Records provided:

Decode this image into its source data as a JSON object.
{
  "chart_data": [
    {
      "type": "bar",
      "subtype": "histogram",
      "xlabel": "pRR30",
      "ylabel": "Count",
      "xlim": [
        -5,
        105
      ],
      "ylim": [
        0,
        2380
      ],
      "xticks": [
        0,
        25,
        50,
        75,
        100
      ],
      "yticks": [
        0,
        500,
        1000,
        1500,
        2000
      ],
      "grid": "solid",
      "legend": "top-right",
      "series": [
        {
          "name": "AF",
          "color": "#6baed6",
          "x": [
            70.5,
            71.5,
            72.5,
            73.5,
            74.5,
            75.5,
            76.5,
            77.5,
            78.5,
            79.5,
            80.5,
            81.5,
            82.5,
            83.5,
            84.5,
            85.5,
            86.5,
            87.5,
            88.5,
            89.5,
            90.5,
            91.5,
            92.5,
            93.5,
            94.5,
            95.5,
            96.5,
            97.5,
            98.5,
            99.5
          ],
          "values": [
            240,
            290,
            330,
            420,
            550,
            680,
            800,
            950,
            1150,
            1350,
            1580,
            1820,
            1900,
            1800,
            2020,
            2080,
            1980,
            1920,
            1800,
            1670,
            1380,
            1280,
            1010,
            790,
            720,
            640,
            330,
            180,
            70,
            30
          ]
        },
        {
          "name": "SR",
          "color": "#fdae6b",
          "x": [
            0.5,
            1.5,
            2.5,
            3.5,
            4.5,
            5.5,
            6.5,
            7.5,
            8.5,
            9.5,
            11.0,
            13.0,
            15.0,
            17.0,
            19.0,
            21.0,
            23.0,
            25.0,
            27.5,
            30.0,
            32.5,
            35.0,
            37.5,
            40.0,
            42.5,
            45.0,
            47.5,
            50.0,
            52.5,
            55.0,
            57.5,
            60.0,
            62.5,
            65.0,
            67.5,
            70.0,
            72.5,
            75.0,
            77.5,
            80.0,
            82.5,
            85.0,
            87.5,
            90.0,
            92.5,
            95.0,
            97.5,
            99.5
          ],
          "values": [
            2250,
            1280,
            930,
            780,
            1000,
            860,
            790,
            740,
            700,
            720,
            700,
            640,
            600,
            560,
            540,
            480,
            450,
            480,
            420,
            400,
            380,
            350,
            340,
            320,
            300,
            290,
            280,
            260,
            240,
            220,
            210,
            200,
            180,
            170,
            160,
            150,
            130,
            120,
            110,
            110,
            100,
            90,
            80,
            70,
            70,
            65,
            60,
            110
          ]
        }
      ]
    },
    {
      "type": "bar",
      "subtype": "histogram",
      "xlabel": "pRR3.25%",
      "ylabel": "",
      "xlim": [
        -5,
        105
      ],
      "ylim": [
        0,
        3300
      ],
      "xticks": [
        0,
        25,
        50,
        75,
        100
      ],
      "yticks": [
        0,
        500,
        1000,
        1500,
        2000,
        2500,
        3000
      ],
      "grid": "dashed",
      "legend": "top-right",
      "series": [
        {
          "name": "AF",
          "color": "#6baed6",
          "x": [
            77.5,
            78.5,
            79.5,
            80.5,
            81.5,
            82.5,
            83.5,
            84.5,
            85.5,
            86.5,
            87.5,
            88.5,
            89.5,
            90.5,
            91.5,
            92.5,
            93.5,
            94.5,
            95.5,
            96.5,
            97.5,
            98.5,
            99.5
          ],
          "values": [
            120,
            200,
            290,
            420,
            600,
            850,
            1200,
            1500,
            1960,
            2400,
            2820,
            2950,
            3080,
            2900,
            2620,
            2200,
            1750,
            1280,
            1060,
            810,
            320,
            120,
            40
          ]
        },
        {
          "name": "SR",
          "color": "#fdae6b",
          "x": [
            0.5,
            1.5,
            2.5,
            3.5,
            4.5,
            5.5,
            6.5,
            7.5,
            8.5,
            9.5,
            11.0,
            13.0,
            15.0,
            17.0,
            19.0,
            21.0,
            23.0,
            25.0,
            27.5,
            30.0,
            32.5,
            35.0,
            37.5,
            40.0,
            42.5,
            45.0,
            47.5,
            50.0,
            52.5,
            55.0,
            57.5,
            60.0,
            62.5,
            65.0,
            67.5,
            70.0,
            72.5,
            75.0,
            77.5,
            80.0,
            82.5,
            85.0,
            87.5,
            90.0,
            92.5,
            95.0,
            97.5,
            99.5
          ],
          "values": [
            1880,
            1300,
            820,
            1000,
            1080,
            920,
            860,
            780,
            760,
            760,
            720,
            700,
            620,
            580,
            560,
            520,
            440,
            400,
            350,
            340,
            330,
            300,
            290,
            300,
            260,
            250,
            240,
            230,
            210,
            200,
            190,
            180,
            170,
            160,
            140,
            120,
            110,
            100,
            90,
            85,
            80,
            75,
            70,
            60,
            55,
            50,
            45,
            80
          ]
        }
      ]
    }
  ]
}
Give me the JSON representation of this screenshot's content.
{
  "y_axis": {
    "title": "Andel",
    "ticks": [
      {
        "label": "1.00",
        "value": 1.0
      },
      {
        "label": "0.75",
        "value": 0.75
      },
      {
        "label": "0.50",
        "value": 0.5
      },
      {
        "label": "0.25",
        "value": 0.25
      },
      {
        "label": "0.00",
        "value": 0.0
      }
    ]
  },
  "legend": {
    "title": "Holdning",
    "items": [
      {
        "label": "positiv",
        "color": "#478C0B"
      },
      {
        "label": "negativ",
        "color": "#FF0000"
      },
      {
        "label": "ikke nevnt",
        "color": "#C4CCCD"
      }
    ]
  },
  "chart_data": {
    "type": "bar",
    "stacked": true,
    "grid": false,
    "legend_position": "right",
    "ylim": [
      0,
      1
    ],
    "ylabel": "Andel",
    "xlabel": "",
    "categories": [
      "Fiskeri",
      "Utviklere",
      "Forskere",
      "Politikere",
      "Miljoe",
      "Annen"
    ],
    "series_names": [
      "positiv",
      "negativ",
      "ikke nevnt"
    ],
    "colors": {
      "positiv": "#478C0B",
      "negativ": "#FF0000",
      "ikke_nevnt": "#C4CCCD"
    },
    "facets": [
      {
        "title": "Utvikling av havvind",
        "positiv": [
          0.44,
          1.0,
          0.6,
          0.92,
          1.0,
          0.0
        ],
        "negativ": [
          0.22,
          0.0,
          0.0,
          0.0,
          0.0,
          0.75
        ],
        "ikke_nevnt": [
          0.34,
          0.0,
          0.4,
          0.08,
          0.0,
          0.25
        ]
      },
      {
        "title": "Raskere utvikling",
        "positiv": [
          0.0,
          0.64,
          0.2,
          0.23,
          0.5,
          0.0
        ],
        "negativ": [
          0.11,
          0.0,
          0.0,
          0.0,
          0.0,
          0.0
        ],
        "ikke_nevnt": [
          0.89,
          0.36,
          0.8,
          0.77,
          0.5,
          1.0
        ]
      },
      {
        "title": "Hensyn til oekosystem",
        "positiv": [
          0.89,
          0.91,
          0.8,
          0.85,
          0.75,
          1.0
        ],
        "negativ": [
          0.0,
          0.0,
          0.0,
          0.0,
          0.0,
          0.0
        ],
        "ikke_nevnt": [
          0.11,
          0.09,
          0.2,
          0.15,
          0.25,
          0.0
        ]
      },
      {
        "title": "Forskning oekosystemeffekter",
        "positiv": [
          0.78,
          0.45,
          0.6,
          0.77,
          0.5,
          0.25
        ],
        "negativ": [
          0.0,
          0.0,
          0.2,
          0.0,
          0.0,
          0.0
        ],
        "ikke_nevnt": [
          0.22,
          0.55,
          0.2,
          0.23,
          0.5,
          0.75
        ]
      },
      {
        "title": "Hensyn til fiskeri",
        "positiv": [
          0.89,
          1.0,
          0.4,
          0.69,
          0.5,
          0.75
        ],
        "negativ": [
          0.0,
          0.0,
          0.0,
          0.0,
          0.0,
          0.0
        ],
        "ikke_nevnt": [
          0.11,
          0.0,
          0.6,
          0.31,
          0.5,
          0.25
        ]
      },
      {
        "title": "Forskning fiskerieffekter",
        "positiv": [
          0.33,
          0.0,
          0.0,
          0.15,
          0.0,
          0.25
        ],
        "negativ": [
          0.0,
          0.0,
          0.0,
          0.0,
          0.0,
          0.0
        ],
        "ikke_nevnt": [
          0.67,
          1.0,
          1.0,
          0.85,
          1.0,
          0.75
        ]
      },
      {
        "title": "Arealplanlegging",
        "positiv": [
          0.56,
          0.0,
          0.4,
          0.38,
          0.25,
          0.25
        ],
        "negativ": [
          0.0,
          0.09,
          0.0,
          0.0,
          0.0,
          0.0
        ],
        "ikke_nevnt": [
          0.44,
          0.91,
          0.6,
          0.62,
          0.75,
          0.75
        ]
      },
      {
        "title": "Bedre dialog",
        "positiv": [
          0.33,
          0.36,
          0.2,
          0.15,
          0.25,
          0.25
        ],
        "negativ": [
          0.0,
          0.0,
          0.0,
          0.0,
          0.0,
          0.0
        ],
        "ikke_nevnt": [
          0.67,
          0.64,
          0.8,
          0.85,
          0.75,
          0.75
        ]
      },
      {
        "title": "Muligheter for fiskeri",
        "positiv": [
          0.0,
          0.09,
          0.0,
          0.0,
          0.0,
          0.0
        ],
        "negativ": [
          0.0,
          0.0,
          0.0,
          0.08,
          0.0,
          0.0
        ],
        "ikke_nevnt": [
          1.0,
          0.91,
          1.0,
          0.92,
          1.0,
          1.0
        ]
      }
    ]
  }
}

Set task:
Work out how many lines in the records above contain the word "JSON", and reply with that number alone.

Finished task:
2